_Work to be completed:_ Restate each line word for word. Leave out every picture.

_Data shown:_
= = = = = = =

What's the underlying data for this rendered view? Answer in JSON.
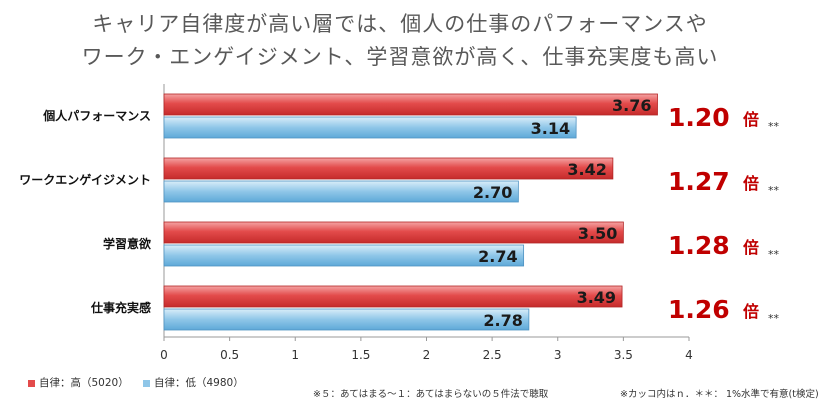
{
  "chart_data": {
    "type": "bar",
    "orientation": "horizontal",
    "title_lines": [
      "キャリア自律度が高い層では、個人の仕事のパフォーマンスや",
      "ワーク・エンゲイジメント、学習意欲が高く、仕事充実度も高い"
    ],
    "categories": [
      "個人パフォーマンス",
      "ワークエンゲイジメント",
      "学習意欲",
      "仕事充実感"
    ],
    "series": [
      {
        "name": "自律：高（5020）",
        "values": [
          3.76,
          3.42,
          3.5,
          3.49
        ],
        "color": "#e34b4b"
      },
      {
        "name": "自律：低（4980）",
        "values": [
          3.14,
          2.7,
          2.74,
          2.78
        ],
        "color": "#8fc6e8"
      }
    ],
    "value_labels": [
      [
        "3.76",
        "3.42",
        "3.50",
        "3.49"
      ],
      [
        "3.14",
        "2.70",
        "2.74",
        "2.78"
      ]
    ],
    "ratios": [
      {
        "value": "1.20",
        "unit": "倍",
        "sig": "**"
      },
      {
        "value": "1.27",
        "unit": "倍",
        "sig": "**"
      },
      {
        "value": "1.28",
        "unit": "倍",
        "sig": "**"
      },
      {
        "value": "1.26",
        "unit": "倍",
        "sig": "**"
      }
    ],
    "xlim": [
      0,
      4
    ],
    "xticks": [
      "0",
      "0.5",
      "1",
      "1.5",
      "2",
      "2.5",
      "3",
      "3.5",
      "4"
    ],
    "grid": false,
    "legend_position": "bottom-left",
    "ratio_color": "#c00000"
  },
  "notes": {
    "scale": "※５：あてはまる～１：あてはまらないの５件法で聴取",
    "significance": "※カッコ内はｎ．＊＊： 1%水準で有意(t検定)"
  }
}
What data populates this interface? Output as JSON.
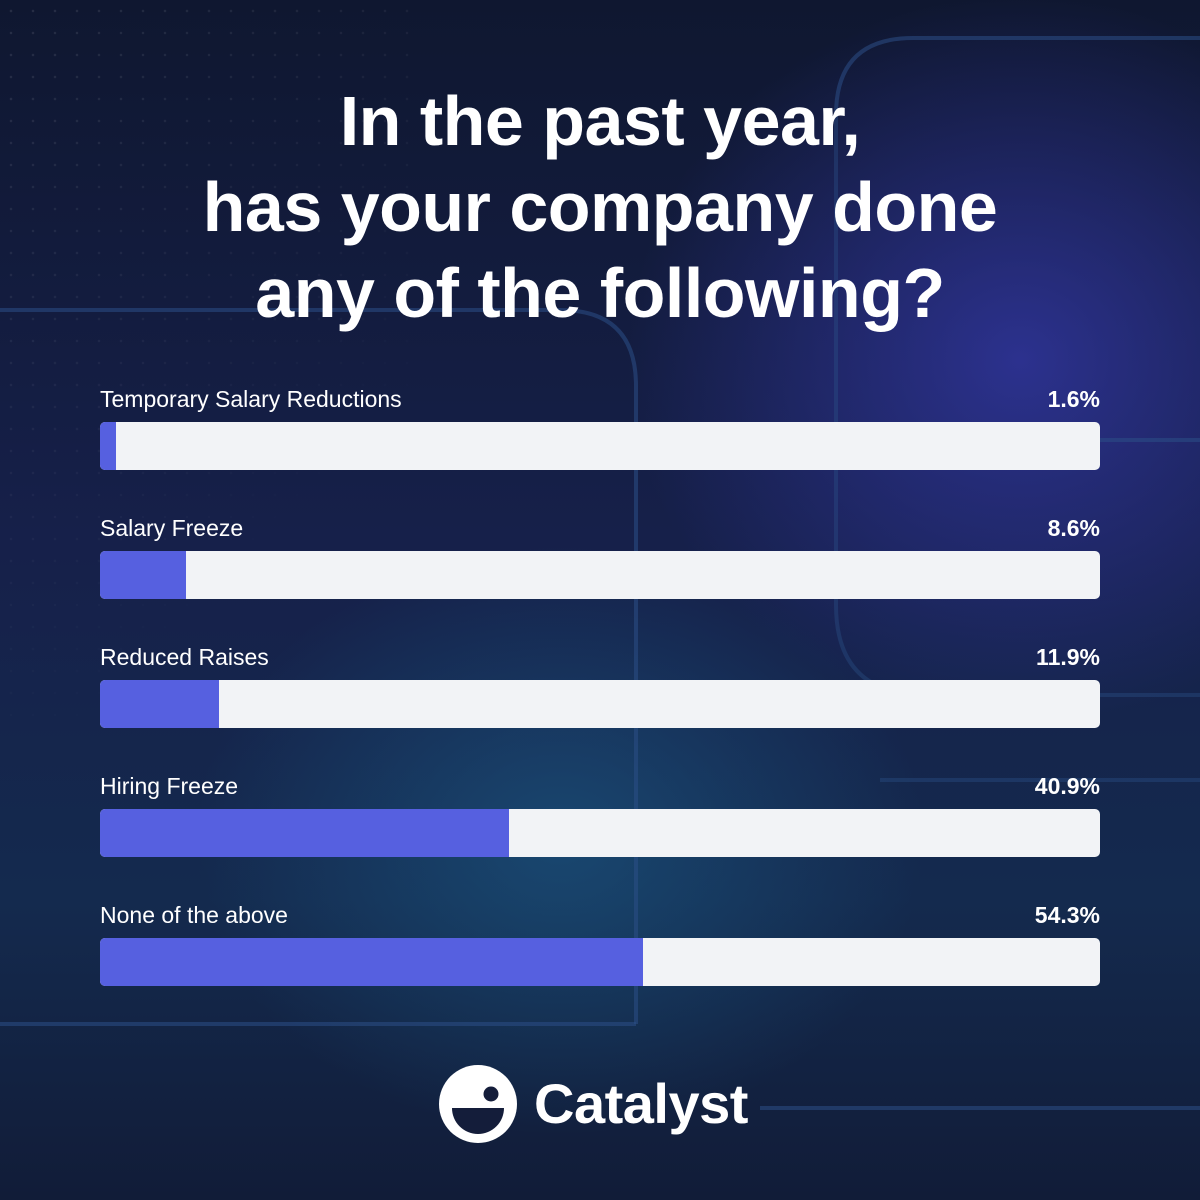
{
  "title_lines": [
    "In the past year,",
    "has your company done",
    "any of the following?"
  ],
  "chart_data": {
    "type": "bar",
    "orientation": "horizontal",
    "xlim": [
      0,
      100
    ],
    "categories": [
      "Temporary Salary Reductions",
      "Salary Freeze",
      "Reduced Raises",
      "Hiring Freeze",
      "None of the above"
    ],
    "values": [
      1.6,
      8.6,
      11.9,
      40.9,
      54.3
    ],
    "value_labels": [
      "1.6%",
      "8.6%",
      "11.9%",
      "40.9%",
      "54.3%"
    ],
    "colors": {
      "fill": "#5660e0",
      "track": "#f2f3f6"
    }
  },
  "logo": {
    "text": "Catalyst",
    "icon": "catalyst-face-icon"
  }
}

= = = = = = =

_Answer:_
What's the underlying data for this rendered view? Answer in JSON.
{
  "chart_data": {
    "type": "bar",
    "orientation": "horizontal",
    "title_lines": [
      "キャリア自律度が高い層では、個人の仕事のパフォーマンスや",
      "ワーク・エンゲイジメント、学習意欲が高く、仕事充実度も高い"
    ],
    "categories": [
      "個人パフォーマンス",
      "ワークエンゲイジメント",
      "学習意欲",
      "仕事充実感"
    ],
    "series": [
      {
        "name": "自律：高（5020）",
        "values": [
          3.76,
          3.42,
          3.5,
          3.49
        ],
        "color": "#e34b4b"
      },
      {
        "name": "自律：低（4980）",
        "values": [
          3.14,
          2.7,
          2.74,
          2.78
        ],
        "color": "#8fc6e8"
      }
    ],
    "value_labels": [
      [
        "3.76",
        "3.42",
        "3.50",
        "3.49"
      ],
      [
        "3.14",
        "2.70",
        "2.74",
        "2.78"
      ]
    ],
    "ratios": [
      {
        "value": "1.20",
        "unit": "倍",
        "sig": "**"
      },
      {
        "value": "1.27",
        "unit": "倍",
        "sig": "**"
      },
      {
        "value": "1.28",
        "unit": "倍",
        "sig": "**"
      },
      {
        "value": "1.26",
        "unit": "倍",
        "sig": "**"
      }
    ],
    "xlim": [
      0,
      4
    ],
    "xticks": [
      "0",
      "0.5",
      "1",
      "1.5",
      "2",
      "2.5",
      "3",
      "3.5",
      "4"
    ],
    "grid": false,
    "legend_position": "bottom-left",
    "ratio_color": "#c00000"
  },
  "notes": {
    "scale": "※５：あてはまる～１：あてはまらないの５件法で聴取",
    "significance": "※カッコ内はｎ．＊＊： 1%水準で有意(t検定)"
  }
}
What data populates this interface? Output as JSON.
{
  "title_lines": [
    "In the past year,",
    "has your company done",
    "any of the following?"
  ],
  "chart_data": {
    "type": "bar",
    "orientation": "horizontal",
    "xlim": [
      0,
      100
    ],
    "categories": [
      "Temporary Salary Reductions",
      "Salary Freeze",
      "Reduced Raises",
      "Hiring Freeze",
      "None of the above"
    ],
    "values": [
      1.6,
      8.6,
      11.9,
      40.9,
      54.3
    ],
    "value_labels": [
      "1.6%",
      "8.6%",
      "11.9%",
      "40.9%",
      "54.3%"
    ],
    "colors": {
      "fill": "#5660e0",
      "track": "#f2f3f6"
    }
  },
  "logo": {
    "text": "Catalyst",
    "icon": "catalyst-face-icon"
  }
}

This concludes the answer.